● EXERCISE GOAL:
Find the string "Maestro" in the records. Copy every line it appears in.

Stored items from a collection:
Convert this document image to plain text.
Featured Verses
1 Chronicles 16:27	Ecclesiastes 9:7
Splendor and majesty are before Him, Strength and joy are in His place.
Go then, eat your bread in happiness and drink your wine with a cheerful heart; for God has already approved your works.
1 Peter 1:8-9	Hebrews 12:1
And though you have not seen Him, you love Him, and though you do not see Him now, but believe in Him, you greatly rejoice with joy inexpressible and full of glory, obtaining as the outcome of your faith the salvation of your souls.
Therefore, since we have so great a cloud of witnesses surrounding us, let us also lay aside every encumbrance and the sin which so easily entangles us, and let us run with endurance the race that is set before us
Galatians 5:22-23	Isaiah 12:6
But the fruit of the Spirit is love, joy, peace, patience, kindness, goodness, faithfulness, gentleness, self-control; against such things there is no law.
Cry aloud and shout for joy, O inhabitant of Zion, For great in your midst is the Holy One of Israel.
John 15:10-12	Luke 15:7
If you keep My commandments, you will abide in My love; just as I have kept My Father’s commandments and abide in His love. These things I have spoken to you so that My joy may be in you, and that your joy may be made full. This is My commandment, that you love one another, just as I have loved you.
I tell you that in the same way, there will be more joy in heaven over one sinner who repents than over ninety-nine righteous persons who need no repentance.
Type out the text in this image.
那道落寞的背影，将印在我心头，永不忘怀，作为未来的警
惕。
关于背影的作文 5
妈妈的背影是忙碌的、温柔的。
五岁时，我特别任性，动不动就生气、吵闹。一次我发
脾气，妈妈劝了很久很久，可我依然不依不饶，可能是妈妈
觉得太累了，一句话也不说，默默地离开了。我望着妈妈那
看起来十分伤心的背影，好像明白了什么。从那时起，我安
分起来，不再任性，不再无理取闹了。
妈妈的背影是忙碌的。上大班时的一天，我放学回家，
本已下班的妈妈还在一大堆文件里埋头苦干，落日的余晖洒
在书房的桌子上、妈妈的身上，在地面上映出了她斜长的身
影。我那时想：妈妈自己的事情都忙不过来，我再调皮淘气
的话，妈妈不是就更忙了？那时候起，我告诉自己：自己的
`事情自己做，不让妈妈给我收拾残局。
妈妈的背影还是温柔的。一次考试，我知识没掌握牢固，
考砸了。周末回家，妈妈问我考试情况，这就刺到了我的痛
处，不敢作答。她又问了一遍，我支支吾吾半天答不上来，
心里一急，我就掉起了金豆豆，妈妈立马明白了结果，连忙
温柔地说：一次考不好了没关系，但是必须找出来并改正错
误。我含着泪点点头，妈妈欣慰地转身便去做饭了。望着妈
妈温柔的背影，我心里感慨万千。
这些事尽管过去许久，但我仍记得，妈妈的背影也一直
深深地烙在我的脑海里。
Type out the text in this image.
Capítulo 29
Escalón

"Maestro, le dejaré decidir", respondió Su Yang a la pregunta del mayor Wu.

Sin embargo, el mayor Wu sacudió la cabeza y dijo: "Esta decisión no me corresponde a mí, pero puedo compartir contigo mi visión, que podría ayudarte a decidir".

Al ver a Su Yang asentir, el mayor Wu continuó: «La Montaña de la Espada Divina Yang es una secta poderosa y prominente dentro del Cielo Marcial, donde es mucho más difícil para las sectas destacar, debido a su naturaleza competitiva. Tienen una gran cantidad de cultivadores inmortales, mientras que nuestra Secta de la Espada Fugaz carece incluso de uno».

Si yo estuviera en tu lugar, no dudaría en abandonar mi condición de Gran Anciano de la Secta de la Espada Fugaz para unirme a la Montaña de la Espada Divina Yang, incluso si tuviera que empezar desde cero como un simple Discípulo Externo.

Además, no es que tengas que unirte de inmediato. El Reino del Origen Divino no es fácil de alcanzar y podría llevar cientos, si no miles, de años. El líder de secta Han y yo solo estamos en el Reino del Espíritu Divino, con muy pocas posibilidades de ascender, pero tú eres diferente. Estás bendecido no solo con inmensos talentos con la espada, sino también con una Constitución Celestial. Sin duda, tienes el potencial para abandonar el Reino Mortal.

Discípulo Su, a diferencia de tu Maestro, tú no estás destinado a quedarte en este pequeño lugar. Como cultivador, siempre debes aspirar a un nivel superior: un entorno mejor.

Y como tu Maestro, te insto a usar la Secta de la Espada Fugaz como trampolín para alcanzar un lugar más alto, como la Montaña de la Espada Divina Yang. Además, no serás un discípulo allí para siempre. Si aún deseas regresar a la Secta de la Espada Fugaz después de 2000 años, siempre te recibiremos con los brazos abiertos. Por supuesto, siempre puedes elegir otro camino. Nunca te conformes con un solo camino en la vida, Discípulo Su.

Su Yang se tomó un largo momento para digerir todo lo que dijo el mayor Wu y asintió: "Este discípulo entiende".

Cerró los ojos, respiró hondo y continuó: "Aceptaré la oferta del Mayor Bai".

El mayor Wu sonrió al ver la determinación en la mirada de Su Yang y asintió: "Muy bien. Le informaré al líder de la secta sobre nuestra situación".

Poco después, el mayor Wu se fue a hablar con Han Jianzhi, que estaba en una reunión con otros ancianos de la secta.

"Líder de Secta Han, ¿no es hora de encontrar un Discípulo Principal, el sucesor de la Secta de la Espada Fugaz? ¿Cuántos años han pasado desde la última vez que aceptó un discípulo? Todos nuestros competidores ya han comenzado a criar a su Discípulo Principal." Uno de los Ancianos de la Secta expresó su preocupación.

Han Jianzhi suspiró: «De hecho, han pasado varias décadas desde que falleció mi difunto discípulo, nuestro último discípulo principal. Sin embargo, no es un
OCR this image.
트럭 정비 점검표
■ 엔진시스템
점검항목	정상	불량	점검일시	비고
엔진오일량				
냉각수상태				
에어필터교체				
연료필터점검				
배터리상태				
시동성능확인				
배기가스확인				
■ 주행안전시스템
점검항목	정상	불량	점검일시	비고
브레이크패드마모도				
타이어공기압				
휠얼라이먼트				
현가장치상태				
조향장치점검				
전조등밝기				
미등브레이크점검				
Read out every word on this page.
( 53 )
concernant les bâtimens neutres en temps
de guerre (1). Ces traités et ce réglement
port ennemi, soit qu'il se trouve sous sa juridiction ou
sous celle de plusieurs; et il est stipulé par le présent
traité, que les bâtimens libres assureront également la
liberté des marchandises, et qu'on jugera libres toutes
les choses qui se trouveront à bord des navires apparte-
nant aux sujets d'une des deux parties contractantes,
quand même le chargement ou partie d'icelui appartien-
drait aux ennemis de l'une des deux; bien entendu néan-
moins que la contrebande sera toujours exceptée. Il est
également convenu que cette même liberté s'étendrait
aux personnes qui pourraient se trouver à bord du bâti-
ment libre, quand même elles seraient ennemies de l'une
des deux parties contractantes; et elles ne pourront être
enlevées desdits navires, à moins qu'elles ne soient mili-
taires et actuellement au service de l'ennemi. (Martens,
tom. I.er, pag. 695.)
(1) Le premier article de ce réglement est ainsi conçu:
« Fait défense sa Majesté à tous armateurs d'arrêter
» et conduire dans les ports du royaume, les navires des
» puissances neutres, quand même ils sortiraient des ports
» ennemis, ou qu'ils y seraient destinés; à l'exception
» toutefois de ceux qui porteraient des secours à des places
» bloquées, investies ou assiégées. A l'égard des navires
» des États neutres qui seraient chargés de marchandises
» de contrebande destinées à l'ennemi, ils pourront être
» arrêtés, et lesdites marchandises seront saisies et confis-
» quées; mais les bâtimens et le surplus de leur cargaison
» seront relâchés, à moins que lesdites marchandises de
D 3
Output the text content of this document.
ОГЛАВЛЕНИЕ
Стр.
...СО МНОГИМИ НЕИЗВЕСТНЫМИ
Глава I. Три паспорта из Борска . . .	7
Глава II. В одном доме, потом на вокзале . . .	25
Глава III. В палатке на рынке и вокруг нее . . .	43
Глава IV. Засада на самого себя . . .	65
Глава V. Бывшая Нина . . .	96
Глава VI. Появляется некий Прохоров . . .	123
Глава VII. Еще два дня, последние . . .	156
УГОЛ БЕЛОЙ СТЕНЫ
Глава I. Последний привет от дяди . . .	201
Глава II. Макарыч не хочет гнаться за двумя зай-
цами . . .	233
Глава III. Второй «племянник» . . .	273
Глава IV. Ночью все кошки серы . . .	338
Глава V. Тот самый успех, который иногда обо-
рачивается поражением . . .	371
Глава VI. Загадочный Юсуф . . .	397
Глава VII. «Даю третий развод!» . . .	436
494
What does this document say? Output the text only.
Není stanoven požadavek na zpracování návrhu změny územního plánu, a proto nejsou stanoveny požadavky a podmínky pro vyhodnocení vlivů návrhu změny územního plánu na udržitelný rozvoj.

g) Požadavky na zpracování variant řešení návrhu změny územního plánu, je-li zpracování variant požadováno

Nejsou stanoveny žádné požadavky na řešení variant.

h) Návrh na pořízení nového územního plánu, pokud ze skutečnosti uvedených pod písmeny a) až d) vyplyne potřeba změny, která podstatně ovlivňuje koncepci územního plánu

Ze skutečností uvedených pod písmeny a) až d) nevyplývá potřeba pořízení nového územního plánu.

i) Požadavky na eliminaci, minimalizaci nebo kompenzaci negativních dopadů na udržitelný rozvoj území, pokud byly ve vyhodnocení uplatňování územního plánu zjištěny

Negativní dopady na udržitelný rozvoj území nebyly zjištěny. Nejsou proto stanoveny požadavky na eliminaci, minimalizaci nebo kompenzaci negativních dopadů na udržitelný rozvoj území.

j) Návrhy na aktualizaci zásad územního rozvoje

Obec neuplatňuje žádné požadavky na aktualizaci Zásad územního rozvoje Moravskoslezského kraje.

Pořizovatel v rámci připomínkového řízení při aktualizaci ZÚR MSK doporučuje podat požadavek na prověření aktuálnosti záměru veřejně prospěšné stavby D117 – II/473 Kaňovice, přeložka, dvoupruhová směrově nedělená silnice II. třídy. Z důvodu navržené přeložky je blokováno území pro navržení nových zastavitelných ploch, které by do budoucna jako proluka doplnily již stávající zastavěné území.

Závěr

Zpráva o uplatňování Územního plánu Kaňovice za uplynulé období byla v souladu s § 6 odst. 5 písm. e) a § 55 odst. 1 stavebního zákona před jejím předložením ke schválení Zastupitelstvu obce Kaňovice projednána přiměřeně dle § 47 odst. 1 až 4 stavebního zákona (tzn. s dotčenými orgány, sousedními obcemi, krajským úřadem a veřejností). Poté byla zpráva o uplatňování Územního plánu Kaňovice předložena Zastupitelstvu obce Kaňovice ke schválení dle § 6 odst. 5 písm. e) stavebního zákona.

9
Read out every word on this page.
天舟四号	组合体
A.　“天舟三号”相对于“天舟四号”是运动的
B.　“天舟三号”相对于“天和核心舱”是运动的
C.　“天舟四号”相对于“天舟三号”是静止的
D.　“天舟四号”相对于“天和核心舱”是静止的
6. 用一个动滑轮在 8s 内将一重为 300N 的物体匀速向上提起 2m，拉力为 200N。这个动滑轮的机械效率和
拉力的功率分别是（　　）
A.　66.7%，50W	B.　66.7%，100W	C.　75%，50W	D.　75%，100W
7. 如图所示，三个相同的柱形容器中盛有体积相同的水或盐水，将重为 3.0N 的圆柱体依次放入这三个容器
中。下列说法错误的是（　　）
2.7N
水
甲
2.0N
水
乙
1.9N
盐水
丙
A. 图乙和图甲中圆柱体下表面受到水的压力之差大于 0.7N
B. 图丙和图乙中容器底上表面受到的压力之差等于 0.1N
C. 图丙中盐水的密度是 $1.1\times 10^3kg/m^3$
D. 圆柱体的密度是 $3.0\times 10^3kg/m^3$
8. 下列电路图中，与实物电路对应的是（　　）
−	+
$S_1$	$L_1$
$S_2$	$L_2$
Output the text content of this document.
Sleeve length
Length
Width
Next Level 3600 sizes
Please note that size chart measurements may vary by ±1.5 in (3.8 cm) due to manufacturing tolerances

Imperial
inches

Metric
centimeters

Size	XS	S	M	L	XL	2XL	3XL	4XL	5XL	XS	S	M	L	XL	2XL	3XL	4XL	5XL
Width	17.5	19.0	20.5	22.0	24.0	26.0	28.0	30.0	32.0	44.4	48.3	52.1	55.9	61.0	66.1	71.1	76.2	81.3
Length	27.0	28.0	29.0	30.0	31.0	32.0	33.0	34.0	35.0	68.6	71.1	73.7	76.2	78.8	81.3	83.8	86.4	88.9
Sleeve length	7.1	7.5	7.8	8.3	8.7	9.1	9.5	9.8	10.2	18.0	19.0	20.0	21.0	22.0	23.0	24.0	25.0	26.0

● RESULT:
"Maestro, le dejaré decidir", respondió Su Yang a la pregunta del mayor Wu.
Discípulo Su, a diferencia de tu Maestro, tú no estás destinado a quedarte en este pequeño lugar. Como cultivador, siempre debes aspirar a un nivel superior: un entorno mejor.
Y como tu Maestro, te insto a usar la Secta de la Espada Fugaz como trampolín para alcanzar un lugar más alto, como la Montaña de la Espada Divina Yang. Además, no serás un discípulo allí para siempre. Si aún deseas regresar a la Secta de la Espada Fugaz después de 2000 años, siempre te recibiremos con los brazos abiertos. Por supuesto, siempre puedes elegir otro camino. Nunca te conformes con un solo camino en la vida, Discípulo Su.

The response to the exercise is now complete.